• _GIVEN PROBLEM_
Reproduce all of the data that follows, character for character.

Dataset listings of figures
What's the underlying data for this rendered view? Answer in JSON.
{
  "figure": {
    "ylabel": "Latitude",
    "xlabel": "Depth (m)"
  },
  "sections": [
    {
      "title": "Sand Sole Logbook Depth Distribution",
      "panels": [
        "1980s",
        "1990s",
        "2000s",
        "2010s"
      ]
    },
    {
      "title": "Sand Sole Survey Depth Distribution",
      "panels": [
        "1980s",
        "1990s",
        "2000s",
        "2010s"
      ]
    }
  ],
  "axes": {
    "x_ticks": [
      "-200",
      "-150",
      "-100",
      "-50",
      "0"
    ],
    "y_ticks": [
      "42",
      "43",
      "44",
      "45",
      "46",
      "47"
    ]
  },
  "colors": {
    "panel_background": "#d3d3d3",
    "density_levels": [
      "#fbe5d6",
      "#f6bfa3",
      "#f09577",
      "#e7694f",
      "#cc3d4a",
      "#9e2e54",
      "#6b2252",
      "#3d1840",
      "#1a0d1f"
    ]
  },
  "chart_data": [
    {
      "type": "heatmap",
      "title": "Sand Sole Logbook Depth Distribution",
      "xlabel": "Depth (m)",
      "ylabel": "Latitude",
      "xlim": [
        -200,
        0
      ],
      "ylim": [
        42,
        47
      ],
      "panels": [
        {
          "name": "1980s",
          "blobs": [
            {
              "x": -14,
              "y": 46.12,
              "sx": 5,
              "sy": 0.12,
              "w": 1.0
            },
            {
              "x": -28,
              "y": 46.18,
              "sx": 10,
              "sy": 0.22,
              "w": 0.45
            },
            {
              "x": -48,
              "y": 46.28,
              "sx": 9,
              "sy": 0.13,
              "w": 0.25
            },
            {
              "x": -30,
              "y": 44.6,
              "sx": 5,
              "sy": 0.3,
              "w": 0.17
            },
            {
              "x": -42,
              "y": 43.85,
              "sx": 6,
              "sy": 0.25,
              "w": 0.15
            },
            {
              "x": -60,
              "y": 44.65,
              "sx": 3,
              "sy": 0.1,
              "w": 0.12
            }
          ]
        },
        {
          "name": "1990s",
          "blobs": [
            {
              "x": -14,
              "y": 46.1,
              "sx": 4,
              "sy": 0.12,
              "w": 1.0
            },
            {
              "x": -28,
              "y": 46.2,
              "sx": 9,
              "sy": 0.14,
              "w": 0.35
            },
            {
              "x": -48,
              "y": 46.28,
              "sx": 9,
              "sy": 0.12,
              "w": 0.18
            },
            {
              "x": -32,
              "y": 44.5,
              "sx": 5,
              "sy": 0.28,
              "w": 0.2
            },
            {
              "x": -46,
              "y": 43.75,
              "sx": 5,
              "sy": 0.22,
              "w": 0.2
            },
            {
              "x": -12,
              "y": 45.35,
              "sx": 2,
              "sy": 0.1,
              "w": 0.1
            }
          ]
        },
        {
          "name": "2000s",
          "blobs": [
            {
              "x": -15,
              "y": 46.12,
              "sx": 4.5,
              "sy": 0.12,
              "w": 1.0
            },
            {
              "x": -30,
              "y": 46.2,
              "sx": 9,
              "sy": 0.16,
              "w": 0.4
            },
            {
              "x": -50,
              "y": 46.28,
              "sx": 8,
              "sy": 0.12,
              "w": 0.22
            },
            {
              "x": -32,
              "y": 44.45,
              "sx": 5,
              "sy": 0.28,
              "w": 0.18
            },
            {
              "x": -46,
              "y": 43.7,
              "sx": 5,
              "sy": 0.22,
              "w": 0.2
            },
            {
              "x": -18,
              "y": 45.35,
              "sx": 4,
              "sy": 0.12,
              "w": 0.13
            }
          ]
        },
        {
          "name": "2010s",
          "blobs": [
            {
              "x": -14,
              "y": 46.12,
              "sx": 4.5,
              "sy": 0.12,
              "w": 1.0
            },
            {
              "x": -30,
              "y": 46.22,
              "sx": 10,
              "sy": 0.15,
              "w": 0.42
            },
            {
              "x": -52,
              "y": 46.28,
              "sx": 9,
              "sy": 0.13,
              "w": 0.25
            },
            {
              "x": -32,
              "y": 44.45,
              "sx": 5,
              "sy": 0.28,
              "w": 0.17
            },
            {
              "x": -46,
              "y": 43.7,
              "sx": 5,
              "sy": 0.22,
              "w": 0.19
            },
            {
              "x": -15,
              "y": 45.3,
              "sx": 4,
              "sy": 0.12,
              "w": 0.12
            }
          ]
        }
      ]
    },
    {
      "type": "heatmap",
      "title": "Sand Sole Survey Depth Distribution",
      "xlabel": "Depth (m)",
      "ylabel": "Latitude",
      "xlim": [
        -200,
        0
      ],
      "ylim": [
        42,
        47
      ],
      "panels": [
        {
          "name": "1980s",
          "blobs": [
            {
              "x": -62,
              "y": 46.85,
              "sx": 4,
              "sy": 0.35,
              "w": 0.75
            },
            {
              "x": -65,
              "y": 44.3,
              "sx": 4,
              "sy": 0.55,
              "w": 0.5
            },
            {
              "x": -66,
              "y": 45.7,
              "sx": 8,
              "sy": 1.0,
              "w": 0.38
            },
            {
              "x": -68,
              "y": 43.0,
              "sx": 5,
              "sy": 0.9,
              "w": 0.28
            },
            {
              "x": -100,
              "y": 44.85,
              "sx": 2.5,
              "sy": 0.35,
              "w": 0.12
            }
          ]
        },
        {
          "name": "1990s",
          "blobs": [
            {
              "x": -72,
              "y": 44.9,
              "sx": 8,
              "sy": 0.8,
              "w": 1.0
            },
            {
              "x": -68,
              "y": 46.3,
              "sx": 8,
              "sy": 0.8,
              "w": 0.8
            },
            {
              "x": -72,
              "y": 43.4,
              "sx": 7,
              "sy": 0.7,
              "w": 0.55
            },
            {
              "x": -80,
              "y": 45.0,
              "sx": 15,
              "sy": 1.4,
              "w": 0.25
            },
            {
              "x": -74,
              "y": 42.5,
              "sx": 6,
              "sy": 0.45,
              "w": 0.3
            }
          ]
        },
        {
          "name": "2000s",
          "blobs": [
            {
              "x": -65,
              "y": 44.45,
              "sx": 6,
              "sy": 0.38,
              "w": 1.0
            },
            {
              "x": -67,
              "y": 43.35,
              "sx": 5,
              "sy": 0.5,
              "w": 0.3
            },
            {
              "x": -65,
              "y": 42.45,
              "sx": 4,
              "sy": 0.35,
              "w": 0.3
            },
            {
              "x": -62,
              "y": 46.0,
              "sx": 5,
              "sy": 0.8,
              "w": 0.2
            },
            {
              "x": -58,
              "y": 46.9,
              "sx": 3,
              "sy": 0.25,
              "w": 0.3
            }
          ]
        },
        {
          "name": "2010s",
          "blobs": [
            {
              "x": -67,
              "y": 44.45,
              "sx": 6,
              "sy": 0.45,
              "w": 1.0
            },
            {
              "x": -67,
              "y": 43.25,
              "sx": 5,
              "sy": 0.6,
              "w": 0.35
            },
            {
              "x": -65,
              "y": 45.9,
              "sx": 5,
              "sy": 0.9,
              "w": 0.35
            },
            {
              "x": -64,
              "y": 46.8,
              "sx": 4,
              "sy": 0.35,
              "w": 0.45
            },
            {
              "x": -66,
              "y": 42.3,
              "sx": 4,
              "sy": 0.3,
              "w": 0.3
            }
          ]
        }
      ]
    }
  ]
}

• _THE RESPONSE_
What's the underlying data for this rendered view? Answer in JSON.
{
  "figure": {
    "ylabel": "Latitude",
    "xlabel": "Depth (m)"
  },
  "sections": [
    {
      "title": "Sand Sole Logbook Depth Distribution",
      "panels": [
        "1980s",
        "1990s",
        "2000s",
        "2010s"
      ]
    },
    {
      "title": "Sand Sole Survey Depth Distribution",
      "panels": [
        "1980s",
        "1990s",
        "2000s",
        "2010s"
      ]
    }
  ],
  "axes": {
    "x_ticks": [
      "-200",
      "-150",
      "-100",
      "-50",
      "0"
    ],
    "y_ticks": [
      "42",
      "43",
      "44",
      "45",
      "46",
      "47"
    ]
  },
  "colors": {
    "panel_background": "#d3d3d3",
    "density_levels": [
      "#fbe5d6",
      "#f6bfa3",
      "#f09577",
      "#e7694f",
      "#cc3d4a",
      "#9e2e54",
      "#6b2252",
      "#3d1840",
      "#1a0d1f"
    ]
  },
  "chart_data": [
    {
      "type": "heatmap",
      "title": "Sand Sole Logbook Depth Distribution",
      "xlabel": "Depth (m)",
      "ylabel": "Latitude",
      "xlim": [
        -200,
        0
      ],
      "ylim": [
        42,
        47
      ],
      "panels": [
        {
          "name": "1980s",
          "blobs": [
            {
              "x": -14,
              "y": 46.12,
              "sx": 5,
              "sy": 0.12,
              "w": 1.0
            },
            {
              "x": -28,
              "y": 46.18,
              "sx": 10,
              "sy": 0.22,
              "w": 0.45
            },
            {
              "x": -48,
              "y": 46.28,
              "sx": 9,
              "sy": 0.13,
              "w": 0.25
            },
            {
              "x": -30,
              "y": 44.6,
              "sx": 5,
              "sy": 0.3,
              "w": 0.17
            },
            {
              "x": -42,
              "y": 43.85,
              "sx": 6,
              "sy": 0.25,
              "w": 0.15
            },
            {
              "x": -60,
              "y": 44.65,
              "sx": 3,
              "sy": 0.1,
              "w": 0.12
            }
          ]
        },
        {
          "name": "1990s",
          "blobs": [
            {
              "x": -14,
              "y": 46.1,
              "sx": 4,
              "sy": 0.12,
              "w": 1.0
            },
            {
              "x": -28,
              "y": 46.2,
              "sx": 9,
              "sy": 0.14,
              "w": 0.35
            },
            {
              "x": -48,
              "y": 46.28,
              "sx": 9,
              "sy": 0.12,
              "w": 0.18
            },
            {
              "x": -32,
              "y": 44.5,
              "sx": 5,
              "sy": 0.28,
              "w": 0.2
            },
            {
              "x": -46,
              "y": 43.75,
              "sx": 5,
              "sy": 0.22,
              "w": 0.2
            },
            {
              "x": -12,
              "y": 45.35,
              "sx": 2,
              "sy": 0.1,
              "w": 0.1
            }
          ]
        },
        {
          "name": "2000s",
          "blobs": [
            {
              "x": -15,
              "y": 46.12,
              "sx": 4.5,
              "sy": 0.12,
              "w": 1.0
            },
            {
              "x": -30,
              "y": 46.2,
              "sx": 9,
              "sy": 0.16,
              "w": 0.4
            },
            {
              "x": -50,
              "y": 46.28,
              "sx": 8,
              "sy": 0.12,
              "w": 0.22
            },
            {
              "x": -32,
              "y": 44.45,
              "sx": 5,
              "sy": 0.28,
              "w": 0.18
            },
            {
              "x": -46,
              "y": 43.7,
              "sx": 5,
              "sy": 0.22,
              "w": 0.2
            },
            {
              "x": -18,
              "y": 45.35,
              "sx": 4,
              "sy": 0.12,
              "w": 0.13
            }
          ]
        },
        {
          "name": "2010s",
          "blobs": [
            {
              "x": -14,
              "y": 46.12,
              "sx": 4.5,
              "sy": 0.12,
              "w": 1.0
            },
            {
              "x": -30,
              "y": 46.22,
              "sx": 10,
              "sy": 0.15,
              "w": 0.42
            },
            {
              "x": -52,
              "y": 46.28,
              "sx": 9,
              "sy": 0.13,
              "w": 0.25
            },
            {
              "x": -32,
              "y": 44.45,
              "sx": 5,
              "sy": 0.28,
              "w": 0.17
            },
            {
              "x": -46,
              "y": 43.7,
              "sx": 5,
              "sy": 0.22,
              "w": 0.19
            },
            {
              "x": -15,
              "y": 45.3,
              "sx": 4,
              "sy": 0.12,
              "w": 0.12
            }
          ]
        }
      ]
    },
    {
      "type": "heatmap",
      "title": "Sand Sole Survey Depth Distribution",
      "xlabel": "Depth (m)",
      "ylabel": "Latitude",
      "xlim": [
        -200,
        0
      ],
      "ylim": [
        42,
        47
      ],
      "panels": [
        {
          "name": "1980s",
          "blobs": [
            {
              "x": -62,
              "y": 46.85,
              "sx": 4,
              "sy": 0.35,
              "w": 0.75
            },
            {
              "x": -65,
              "y": 44.3,
              "sx": 4,
              "sy": 0.55,
              "w": 0.5
            },
            {
              "x": -66,
              "y": 45.7,
              "sx": 8,
              "sy": 1.0,
              "w": 0.38
            },
            {
              "x": -68,
              "y": 43.0,
              "sx": 5,
              "sy": 0.9,
              "w": 0.28
            },
            {
              "x": -100,
              "y": 44.85,
              "sx": 2.5,
              "sy": 0.35,
              "w": 0.12
            }
          ]
        },
        {
          "name": "1990s",
          "blobs": [
            {
              "x": -72,
              "y": 44.9,
              "sx": 8,
              "sy": 0.8,
              "w": 1.0
            },
            {
              "x": -68,
              "y": 46.3,
              "sx": 8,
              "sy": 0.8,
              "w": 0.8
            },
            {
              "x": -72,
              "y": 43.4,
              "sx": 7,
              "sy": 0.7,
              "w": 0.55
            },
            {
              "x": -80,
              "y": 45.0,
              "sx": 15,
              "sy": 1.4,
              "w": 0.25
            },
            {
              "x": -74,
              "y": 42.5,
              "sx": 6,
              "sy": 0.45,
              "w": 0.3
            }
          ]
        },
        {
          "name": "2000s",
          "blobs": [
            {
              "x": -65,
              "y": 44.45,
              "sx": 6,
              "sy": 0.38,
              "w": 1.0
            },
            {
              "x": -67,
              "y": 43.35,
              "sx": 5,
              "sy": 0.5,
              "w": 0.3
            },
            {
              "x": -65,
              "y": 42.45,
              "sx": 4,
              "sy": 0.35,
              "w": 0.3
            },
            {
              "x": -62,
              "y": 46.0,
              "sx": 5,
              "sy": 0.8,
              "w": 0.2
            },
            {
              "x": -58,
              "y": 46.9,
              "sx": 3,
              "sy": 0.25,
              "w": 0.3
            }
          ]
        },
        {
          "name": "2010s",
          "blobs": [
            {
              "x": -67,
              "y": 44.45,
              "sx": 6,
              "sy": 0.45,
              "w": 1.0
            },
            {
              "x": -67,
              "y": 43.25,
              "sx": 5,
              "sy": 0.6,
              "w": 0.35
            },
            {
              "x": -65,
              "y": 45.9,
              "sx": 5,
              "sy": 0.9,
              "w": 0.35
            },
            {
              "x": -64,
              "y": 46.8,
              "sx": 4,
              "sy": 0.35,
              "w": 0.45
            },
            {
              "x": -66,
              "y": 42.3,
              "sx": 4,
              "sy": 0.3,
              "w": 0.3
            }
          ]
        }
      ]
    }
  ]
}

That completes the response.